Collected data
________
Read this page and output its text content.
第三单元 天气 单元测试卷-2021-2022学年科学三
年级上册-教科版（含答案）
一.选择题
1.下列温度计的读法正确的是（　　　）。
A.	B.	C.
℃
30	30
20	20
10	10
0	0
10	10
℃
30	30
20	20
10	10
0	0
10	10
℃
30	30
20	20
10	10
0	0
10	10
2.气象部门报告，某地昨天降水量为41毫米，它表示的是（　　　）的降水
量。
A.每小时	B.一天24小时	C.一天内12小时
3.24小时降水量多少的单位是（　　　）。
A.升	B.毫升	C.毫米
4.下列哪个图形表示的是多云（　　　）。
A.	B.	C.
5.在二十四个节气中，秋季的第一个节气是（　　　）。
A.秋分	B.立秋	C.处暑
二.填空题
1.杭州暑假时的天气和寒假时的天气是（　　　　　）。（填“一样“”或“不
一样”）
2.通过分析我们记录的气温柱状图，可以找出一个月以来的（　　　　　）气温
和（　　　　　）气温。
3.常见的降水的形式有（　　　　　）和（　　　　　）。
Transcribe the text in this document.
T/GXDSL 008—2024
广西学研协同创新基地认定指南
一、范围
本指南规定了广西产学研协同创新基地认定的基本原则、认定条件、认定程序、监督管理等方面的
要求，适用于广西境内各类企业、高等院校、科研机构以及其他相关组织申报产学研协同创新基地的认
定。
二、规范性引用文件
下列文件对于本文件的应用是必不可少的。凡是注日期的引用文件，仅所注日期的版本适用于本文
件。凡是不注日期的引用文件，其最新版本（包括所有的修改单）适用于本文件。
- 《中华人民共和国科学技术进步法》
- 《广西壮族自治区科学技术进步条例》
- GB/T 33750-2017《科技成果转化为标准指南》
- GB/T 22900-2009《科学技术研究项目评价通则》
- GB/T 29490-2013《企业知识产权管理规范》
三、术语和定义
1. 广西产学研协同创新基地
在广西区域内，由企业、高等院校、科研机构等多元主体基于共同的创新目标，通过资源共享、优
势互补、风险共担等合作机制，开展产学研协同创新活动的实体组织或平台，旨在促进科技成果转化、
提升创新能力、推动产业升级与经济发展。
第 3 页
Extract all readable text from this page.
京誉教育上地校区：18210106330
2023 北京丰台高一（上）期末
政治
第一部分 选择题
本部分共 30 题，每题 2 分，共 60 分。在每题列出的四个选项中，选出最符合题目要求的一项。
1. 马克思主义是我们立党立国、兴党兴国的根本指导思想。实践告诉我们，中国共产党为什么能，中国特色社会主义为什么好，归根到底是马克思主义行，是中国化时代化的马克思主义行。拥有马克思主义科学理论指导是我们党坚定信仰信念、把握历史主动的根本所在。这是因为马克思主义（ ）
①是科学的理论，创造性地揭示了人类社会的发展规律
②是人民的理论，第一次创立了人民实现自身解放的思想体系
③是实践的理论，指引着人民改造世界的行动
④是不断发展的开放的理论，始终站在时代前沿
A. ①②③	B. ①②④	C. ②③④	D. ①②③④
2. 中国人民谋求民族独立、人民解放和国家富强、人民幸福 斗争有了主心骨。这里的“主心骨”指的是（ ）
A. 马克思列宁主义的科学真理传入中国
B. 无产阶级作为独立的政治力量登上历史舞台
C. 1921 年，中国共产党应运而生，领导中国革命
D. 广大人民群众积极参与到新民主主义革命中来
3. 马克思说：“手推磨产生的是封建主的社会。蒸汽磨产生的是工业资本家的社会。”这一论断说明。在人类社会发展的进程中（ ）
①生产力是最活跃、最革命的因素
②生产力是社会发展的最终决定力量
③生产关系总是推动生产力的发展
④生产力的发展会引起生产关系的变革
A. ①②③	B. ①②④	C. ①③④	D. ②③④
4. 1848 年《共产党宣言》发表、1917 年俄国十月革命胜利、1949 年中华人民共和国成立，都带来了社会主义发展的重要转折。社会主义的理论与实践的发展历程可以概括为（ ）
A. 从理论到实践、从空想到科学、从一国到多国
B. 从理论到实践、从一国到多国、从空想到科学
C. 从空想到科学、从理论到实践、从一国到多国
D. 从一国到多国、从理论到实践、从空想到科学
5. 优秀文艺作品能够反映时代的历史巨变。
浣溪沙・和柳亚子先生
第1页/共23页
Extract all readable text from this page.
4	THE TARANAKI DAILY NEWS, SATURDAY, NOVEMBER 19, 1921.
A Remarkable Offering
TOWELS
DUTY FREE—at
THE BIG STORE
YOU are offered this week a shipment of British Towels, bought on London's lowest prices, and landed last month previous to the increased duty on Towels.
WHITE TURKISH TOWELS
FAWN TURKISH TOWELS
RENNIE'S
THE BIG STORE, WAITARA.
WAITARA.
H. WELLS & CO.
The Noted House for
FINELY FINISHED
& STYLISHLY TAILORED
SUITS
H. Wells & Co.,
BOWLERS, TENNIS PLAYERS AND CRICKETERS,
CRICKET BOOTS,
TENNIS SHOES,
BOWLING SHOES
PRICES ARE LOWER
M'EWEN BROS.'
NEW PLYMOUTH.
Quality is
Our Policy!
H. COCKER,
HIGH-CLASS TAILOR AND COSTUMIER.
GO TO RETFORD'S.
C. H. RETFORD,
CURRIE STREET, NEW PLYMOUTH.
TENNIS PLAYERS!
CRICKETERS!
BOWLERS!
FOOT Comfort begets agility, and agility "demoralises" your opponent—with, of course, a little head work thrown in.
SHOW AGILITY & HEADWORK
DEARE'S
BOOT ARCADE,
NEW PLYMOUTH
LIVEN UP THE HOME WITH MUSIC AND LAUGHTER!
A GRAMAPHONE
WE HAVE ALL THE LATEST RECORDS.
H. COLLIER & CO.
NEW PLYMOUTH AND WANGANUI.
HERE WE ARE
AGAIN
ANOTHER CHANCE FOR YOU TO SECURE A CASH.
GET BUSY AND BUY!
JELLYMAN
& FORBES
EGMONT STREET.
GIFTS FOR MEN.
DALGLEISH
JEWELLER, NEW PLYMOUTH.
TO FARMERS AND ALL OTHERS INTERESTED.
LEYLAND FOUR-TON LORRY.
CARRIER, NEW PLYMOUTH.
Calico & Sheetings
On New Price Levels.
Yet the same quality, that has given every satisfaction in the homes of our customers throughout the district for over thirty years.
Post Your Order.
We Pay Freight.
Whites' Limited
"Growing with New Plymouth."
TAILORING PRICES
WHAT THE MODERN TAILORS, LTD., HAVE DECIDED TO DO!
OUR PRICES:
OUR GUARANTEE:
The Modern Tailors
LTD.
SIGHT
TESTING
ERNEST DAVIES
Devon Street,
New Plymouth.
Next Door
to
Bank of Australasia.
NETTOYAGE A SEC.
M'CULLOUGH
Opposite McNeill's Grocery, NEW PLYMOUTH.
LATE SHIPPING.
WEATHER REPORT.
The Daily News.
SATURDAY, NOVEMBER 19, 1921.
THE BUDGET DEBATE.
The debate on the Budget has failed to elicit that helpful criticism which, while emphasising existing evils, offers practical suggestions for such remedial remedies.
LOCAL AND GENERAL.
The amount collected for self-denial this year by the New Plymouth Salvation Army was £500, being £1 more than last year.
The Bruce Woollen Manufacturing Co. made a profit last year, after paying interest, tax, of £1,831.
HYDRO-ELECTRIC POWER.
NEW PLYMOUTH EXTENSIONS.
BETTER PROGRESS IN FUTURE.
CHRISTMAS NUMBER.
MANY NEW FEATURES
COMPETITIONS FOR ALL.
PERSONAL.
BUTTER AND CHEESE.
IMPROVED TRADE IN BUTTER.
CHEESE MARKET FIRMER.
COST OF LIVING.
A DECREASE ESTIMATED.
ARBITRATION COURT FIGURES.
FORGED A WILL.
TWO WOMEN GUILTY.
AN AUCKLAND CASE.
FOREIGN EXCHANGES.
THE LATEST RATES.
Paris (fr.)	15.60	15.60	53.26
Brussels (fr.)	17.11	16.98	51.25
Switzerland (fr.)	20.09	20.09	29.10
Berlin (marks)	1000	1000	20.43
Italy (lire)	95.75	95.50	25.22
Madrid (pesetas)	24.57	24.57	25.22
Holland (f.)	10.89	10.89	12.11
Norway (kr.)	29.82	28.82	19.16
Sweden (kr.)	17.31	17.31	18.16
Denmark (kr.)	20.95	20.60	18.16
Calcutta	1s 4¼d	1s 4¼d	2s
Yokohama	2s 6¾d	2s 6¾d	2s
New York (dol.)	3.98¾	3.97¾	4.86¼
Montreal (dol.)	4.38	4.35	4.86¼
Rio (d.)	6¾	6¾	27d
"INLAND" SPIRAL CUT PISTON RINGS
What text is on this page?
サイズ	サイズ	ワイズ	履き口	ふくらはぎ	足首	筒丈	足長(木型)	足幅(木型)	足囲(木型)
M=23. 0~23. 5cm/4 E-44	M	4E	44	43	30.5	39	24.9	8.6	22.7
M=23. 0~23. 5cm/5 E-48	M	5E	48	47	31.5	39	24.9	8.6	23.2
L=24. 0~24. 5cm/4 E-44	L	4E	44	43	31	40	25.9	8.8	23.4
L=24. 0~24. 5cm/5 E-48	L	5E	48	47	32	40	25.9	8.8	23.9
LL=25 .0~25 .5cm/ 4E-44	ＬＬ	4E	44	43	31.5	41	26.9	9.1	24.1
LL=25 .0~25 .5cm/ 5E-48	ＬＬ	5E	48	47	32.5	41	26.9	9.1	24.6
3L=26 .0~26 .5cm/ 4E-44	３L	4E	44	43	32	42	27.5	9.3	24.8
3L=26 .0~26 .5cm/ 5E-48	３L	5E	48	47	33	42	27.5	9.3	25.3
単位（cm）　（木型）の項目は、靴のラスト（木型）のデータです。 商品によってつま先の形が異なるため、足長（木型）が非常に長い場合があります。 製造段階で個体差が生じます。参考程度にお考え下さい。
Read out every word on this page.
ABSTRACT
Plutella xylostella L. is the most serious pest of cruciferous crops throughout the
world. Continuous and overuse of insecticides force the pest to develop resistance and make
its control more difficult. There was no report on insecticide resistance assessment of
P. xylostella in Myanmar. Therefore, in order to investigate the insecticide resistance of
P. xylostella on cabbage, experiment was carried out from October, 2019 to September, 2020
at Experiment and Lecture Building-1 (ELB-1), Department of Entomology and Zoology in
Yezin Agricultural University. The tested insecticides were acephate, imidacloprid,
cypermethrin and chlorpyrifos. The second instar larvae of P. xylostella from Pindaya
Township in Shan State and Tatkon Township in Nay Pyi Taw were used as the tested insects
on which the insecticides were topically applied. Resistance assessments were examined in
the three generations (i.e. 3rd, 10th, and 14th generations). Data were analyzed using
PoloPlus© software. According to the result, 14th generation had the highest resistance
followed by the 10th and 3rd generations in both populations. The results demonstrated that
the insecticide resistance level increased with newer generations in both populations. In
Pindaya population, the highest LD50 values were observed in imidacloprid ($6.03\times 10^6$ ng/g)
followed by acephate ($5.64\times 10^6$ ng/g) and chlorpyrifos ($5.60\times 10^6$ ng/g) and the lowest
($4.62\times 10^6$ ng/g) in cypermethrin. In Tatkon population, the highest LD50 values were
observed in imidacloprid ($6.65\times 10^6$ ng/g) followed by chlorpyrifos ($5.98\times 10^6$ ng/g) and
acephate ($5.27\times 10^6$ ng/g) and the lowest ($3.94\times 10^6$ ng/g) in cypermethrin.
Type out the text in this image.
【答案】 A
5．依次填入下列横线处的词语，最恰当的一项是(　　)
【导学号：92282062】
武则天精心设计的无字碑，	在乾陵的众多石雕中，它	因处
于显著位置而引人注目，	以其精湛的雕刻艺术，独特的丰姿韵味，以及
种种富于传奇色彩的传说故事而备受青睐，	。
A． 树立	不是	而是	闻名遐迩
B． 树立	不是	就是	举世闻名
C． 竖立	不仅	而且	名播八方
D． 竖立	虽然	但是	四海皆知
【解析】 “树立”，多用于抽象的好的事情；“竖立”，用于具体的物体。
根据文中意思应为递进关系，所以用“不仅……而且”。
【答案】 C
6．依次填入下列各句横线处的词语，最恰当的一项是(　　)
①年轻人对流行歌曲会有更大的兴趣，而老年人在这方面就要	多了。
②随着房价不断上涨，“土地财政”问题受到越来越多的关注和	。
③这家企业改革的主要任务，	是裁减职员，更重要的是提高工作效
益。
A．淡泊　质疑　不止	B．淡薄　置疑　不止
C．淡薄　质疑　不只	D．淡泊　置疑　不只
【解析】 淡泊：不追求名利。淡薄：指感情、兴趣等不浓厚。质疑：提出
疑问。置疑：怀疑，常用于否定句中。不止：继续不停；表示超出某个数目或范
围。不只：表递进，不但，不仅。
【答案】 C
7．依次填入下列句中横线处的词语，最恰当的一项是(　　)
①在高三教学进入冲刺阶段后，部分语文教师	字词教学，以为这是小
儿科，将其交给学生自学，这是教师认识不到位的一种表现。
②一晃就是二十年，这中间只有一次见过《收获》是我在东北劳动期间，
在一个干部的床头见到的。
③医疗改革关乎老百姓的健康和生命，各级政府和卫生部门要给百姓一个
________
→ WORK REQUIRED
Lines containing "cypermethrin" are to be counted. State the total and add nothing.

→ EXERCISE OUTPUT
3